§ Exercise directions
Copy the records below exactly, leaving out every picture.

**** Material ****

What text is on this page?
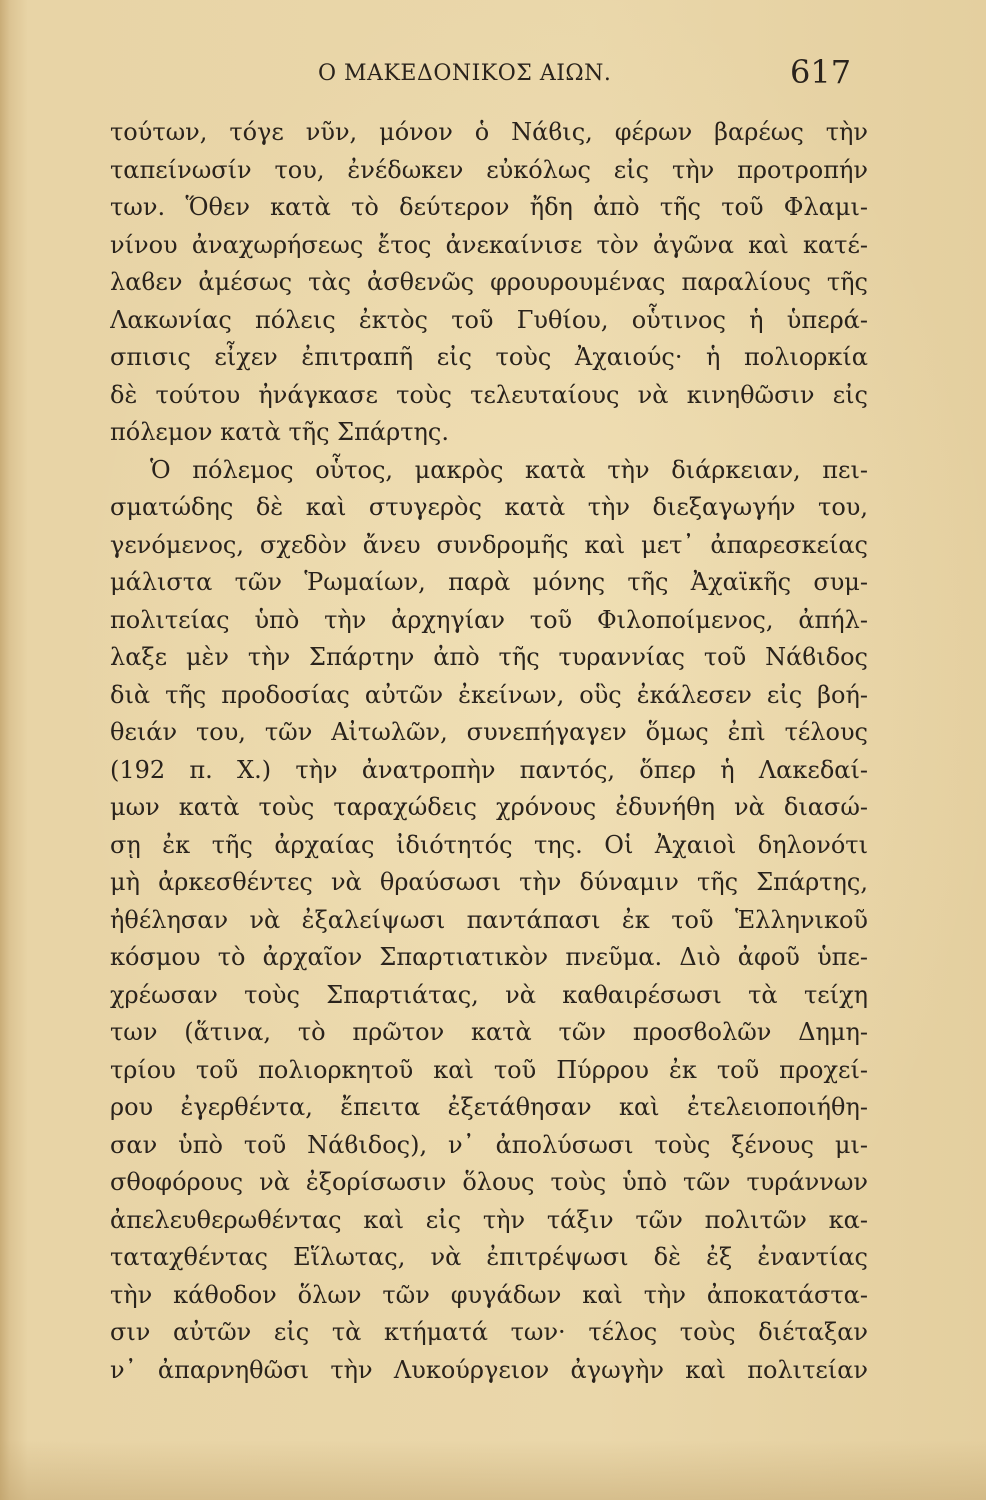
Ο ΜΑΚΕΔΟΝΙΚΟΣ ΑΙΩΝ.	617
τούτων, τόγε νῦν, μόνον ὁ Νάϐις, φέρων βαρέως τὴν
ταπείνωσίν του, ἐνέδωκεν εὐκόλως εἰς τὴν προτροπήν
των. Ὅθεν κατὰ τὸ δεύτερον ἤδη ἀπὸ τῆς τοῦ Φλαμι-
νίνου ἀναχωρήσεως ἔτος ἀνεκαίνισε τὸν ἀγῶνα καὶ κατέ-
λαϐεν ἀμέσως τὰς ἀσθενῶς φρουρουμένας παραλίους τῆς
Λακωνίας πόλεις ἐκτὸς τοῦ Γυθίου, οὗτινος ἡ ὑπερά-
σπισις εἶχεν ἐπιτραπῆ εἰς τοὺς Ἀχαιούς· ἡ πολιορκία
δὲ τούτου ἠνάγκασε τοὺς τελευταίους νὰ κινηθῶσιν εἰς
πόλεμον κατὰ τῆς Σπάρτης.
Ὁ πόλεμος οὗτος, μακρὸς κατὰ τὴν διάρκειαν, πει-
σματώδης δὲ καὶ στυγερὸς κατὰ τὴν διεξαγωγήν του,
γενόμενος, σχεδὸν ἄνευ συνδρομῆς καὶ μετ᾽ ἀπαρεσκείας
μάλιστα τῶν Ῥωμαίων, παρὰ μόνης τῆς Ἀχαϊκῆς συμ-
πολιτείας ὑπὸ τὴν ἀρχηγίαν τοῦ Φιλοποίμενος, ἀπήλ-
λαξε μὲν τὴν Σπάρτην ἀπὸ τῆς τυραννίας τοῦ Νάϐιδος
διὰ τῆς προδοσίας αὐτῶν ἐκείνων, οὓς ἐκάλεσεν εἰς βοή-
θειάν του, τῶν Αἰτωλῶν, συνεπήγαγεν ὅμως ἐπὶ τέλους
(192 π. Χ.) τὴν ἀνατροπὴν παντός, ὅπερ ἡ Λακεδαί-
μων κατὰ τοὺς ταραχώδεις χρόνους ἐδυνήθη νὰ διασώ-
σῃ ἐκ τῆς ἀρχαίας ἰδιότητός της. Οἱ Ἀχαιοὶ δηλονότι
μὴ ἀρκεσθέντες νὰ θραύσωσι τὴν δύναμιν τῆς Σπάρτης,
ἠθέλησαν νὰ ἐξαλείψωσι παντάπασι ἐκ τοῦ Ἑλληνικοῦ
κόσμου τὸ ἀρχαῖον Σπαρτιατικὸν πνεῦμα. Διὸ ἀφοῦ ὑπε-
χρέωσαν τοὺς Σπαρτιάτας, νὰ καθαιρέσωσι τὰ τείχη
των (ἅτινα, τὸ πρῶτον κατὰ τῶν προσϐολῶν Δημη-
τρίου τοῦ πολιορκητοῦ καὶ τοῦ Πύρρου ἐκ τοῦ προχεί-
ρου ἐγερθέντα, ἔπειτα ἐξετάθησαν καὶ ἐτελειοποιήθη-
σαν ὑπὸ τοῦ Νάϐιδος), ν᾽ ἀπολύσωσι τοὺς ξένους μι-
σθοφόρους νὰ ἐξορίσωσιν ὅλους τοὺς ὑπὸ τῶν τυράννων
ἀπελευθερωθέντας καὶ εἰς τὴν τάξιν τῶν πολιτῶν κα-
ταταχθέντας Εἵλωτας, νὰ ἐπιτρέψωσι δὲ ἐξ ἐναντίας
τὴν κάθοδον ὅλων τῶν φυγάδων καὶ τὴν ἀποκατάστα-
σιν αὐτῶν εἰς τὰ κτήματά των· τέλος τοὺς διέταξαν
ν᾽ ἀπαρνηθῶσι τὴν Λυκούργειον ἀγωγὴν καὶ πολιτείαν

****

§ Answer for the task
What text is on this page?
Ο ΜΑΚΕΔΟΝΙΚΟΣ ΑΙΩΝ.	617
τούτων, τόγε νῦν, μόνον ὁ Νάϐις, φέρων βαρέως τὴν
ταπείνωσίν του, ἐνέδωκεν εὐκόλως εἰς τὴν προτροπήν
των. Ὅθεν κατὰ τὸ δεύτερον ἤδη ἀπὸ τῆς τοῦ Φλαμι-
νίνου ἀναχωρήσεως ἔτος ἀνεκαίνισε τὸν ἀγῶνα καὶ κατέ-
λαϐεν ἀμέσως τὰς ἀσθενῶς φρουρουμένας παραλίους τῆς
Λακωνίας πόλεις ἐκτὸς τοῦ Γυθίου, οὗτινος ἡ ὑπερά-
σπισις εἶχεν ἐπιτραπῆ εἰς τοὺς Ἀχαιούς· ἡ πολιορκία
δὲ τούτου ἠνάγκασε τοὺς τελευταίους νὰ κινηθῶσιν εἰς
πόλεμον κατὰ τῆς Σπάρτης.
Ὁ πόλεμος οὗτος, μακρὸς κατὰ τὴν διάρκειαν, πει-
σματώδης δὲ καὶ στυγερὸς κατὰ τὴν διεξαγωγήν του,
γενόμενος, σχεδὸν ἄνευ συνδρομῆς καὶ μετ᾽ ἀπαρεσκείας
μάλιστα τῶν Ῥωμαίων, παρὰ μόνης τῆς Ἀχαϊκῆς συμ-
πολιτείας ὑπὸ τὴν ἀρχηγίαν τοῦ Φιλοποίμενος, ἀπήλ-
λαξε μὲν τὴν Σπάρτην ἀπὸ τῆς τυραννίας τοῦ Νάϐιδος
διὰ τῆς προδοσίας αὐτῶν ἐκείνων, οὓς ἐκάλεσεν εἰς βοή-
θειάν του, τῶν Αἰτωλῶν, συνεπήγαγεν ὅμως ἐπὶ τέλους
(192 π. Χ.) τὴν ἀνατροπὴν παντός, ὅπερ ἡ Λακεδαί-
μων κατὰ τοὺς ταραχώδεις χρόνους ἐδυνήθη νὰ διασώ-
σῃ ἐκ τῆς ἀρχαίας ἰδιότητός της. Οἱ Ἀχαιοὶ δηλονότι
μὴ ἀρκεσθέντες νὰ θραύσωσι τὴν δύναμιν τῆς Σπάρτης,
ἠθέλησαν νὰ ἐξαλείψωσι παντάπασι ἐκ τοῦ Ἑλληνικοῦ
κόσμου τὸ ἀρχαῖον Σπαρτιατικὸν πνεῦμα. Διὸ ἀφοῦ ὑπε-
χρέωσαν τοὺς Σπαρτιάτας, νὰ καθαιρέσωσι τὰ τείχη
των (ἅτινα, τὸ πρῶτον κατὰ τῶν προσϐολῶν Δημη-
τρίου τοῦ πολιορκητοῦ καὶ τοῦ Πύρρου ἐκ τοῦ προχεί-
ρου ἐγερθέντα, ἔπειτα ἐξετάθησαν καὶ ἐτελειοποιήθη-
σαν ὑπὸ τοῦ Νάϐιδος), ν᾽ ἀπολύσωσι τοὺς ξένους μι-
σθοφόρους νὰ ἐξορίσωσιν ὅλους τοὺς ὑπὸ τῶν τυράννων
ἀπελευθερωθέντας καὶ εἰς τὴν τάξιν τῶν πολιτῶν κα-
ταταχθέντας Εἵλωτας, νὰ ἐπιτρέψωσι δὲ ἐξ ἐναντίας
τὴν κάθοδον ὅλων τῶν φυγάδων καὶ τὴν ἀποκατάστα-
σιν αὐτῶν εἰς τὰ κτήματά των· τέλος τοὺς διέταξαν
ν᾽ ἀπαρνηθῶσι τὴν Λυκούργειον ἀγωγὴν καὶ πολιτείαν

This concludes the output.